Instructions for the task:
Write the data out again, character for character, with no images.

Exercise material:

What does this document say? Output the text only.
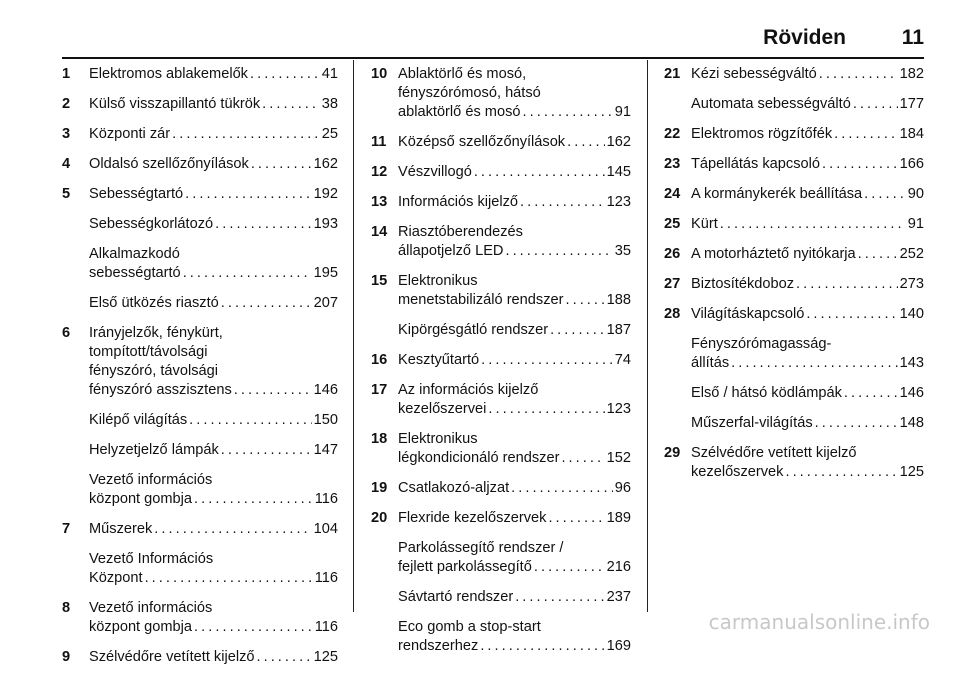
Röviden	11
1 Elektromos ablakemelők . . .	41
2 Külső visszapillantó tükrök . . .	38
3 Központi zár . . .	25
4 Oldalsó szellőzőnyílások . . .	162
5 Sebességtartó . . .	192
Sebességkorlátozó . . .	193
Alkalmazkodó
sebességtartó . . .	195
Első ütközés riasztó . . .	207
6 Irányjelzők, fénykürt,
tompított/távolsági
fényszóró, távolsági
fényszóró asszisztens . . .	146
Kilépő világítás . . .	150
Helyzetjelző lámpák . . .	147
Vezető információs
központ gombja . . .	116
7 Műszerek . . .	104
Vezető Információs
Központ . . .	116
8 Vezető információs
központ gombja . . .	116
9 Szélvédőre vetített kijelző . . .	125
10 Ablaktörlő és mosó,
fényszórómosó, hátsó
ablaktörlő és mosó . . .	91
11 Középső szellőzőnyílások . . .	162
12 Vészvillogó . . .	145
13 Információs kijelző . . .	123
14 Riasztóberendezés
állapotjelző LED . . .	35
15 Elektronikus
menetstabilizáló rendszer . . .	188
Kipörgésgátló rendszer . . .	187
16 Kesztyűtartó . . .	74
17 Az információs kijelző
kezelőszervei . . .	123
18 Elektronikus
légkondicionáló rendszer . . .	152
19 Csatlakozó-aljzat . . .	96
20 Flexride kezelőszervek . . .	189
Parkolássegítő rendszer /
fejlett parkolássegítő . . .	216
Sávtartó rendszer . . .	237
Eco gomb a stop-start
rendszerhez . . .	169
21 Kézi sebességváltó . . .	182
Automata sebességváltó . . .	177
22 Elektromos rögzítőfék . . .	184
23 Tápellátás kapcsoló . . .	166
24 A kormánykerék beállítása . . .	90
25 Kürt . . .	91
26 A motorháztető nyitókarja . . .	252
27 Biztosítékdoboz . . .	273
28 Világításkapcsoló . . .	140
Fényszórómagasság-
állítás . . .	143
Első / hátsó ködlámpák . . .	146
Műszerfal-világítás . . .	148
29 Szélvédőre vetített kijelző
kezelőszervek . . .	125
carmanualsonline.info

Task response:
What does this document say? Output the text only.
Röviden	11
1 Elektromos ablakemelők . . .	41
2 Külső visszapillantó tükrök . . .	38
3 Központi zár . . .	25
4 Oldalsó szellőzőnyílások . . .	162
5 Sebességtartó . . .	192
Sebességkorlátozó . . .	193
Alkalmazkodó
sebességtartó . . .	195
Első ütközés riasztó . . .	207
6 Irányjelzők, fénykürt,
tompított/távolsági
fényszóró, távolsági
fényszóró asszisztens . . .	146
Kilépő világítás . . .	150
Helyzetjelző lámpák . . .	147
Vezető információs
központ gombja . . .	116
7 Műszerek . . .	104
Vezető Információs
Központ . . .	116
8 Vezető információs
központ gombja . . .	116
9 Szélvédőre vetített kijelző . . .	125
10 Ablaktörlő és mosó,
fényszórómosó, hátsó
ablaktörlő és mosó . . .	91
11 Középső szellőzőnyílások . . .	162
12 Vészvillogó . . .	145
13 Információs kijelző . . .	123
14 Riasztóberendezés
állapotjelző LED . . .	35
15 Elektronikus
menetstabilizáló rendszer . . .	188
Kipörgésgátló rendszer . . .	187
16 Kesztyűtartó . . .	74
17 Az információs kijelző
kezelőszervei . . .	123
18 Elektronikus
légkondicionáló rendszer . . .	152
19 Csatlakozó-aljzat . . .	96
20 Flexride kezelőszervek . . .	189
Parkolássegítő rendszer /
fejlett parkolássegítő . . .	216
Sávtartó rendszer . . .	237
Eco gomb a stop-start
rendszerhez . . .	169
21 Kézi sebességváltó . . .	182
Automata sebességváltó . . .	177
22 Elektromos rögzítőfék . . .	184
23 Tápellátás kapcsoló . . .	166
24 A kormánykerék beállítása . . .	90
25 Kürt . . .	91
26 A motorháztető nyitókarja . . .	252
27 Biztosítékdoboz . . .	273
28 Világításkapcsoló . . .	140
Fényszórómagasság-
állítás . . .	143
Első / hátsó ködlámpák . . .	146
Műszerfal-világítás . . .	148
29 Szélvédőre vetített kijelző
kezelőszervek . . .	125
carmanualsonline.info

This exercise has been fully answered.